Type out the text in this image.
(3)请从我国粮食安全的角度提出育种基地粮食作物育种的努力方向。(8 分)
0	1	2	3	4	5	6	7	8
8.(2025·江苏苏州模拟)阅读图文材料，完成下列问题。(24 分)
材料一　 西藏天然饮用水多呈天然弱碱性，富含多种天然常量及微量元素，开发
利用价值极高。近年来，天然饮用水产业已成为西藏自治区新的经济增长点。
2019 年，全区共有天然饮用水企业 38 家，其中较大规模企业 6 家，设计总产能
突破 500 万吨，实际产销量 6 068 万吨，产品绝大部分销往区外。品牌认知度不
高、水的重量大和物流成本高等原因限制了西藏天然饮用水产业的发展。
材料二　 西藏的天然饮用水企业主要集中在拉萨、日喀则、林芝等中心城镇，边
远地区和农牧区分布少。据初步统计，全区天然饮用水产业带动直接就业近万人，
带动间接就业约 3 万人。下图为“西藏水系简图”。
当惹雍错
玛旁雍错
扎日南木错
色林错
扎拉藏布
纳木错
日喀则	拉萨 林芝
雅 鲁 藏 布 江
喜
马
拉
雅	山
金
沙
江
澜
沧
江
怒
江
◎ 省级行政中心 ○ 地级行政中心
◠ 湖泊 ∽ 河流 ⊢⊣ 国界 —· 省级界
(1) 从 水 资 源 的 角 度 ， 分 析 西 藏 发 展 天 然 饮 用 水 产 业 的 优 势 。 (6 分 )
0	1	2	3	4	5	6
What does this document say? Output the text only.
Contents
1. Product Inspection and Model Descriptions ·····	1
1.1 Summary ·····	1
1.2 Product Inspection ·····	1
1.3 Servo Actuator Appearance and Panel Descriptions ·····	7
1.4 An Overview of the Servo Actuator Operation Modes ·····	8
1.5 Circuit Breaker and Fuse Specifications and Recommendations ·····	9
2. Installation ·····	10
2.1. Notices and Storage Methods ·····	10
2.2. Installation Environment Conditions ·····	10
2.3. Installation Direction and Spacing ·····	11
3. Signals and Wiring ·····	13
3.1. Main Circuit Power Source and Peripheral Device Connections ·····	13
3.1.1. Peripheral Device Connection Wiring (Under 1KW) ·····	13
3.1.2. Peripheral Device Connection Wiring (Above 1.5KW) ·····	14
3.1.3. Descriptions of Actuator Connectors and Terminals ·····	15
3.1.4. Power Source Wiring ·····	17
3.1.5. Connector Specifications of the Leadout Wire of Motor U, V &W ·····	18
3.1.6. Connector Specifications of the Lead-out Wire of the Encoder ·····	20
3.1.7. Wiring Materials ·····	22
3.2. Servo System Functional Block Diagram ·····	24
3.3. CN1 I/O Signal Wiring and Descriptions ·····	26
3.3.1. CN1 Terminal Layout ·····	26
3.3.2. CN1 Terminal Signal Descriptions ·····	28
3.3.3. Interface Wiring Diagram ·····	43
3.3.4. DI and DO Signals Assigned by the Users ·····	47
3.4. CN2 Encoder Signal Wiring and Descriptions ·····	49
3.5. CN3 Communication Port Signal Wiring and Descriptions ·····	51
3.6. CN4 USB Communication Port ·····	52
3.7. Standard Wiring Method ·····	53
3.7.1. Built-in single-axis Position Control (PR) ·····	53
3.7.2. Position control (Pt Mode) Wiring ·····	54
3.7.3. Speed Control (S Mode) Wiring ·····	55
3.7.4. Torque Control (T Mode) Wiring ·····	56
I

» Task
Gather up every line in the data above that contains the word "Communication", copying each one.

» Complete response
3.5. CN3 Communication Port Signal Wiring and Descriptions ·····	51
3.6. CN4 USB Communication Port ·····	52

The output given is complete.